Copy each line in which the string "pressure" occurs.

::::

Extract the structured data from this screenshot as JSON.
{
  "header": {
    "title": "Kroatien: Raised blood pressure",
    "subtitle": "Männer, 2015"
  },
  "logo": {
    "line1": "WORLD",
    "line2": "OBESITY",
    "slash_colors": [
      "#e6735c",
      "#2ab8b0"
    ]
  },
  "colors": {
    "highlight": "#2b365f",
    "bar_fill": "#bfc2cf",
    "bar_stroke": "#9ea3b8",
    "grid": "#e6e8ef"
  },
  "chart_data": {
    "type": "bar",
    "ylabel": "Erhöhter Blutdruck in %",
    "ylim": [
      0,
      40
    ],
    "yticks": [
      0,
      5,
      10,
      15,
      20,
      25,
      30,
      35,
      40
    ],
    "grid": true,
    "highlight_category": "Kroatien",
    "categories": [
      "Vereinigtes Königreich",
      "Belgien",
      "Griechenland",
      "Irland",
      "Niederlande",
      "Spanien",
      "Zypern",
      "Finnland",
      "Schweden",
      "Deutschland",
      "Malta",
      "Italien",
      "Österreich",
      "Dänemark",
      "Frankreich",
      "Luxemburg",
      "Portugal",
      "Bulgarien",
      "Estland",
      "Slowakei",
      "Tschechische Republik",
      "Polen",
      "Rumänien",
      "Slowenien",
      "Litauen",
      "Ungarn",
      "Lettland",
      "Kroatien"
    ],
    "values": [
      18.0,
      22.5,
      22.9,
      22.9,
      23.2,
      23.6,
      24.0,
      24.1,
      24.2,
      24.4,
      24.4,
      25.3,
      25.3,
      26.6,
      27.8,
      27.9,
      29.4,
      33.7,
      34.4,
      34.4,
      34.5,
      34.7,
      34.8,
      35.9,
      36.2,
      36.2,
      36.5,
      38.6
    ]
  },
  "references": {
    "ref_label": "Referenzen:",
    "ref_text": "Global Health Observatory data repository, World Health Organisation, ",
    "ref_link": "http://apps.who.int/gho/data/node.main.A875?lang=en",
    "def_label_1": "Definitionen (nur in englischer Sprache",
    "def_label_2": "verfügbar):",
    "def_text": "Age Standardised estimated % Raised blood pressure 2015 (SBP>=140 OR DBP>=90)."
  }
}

::::

RESULT:
    "title": "Kroatien: Raised blood pressure",
    "def_text": "Age Standardised estimated % Raised blood pressure 2015 (SBP>=140 OR DBP>=90)."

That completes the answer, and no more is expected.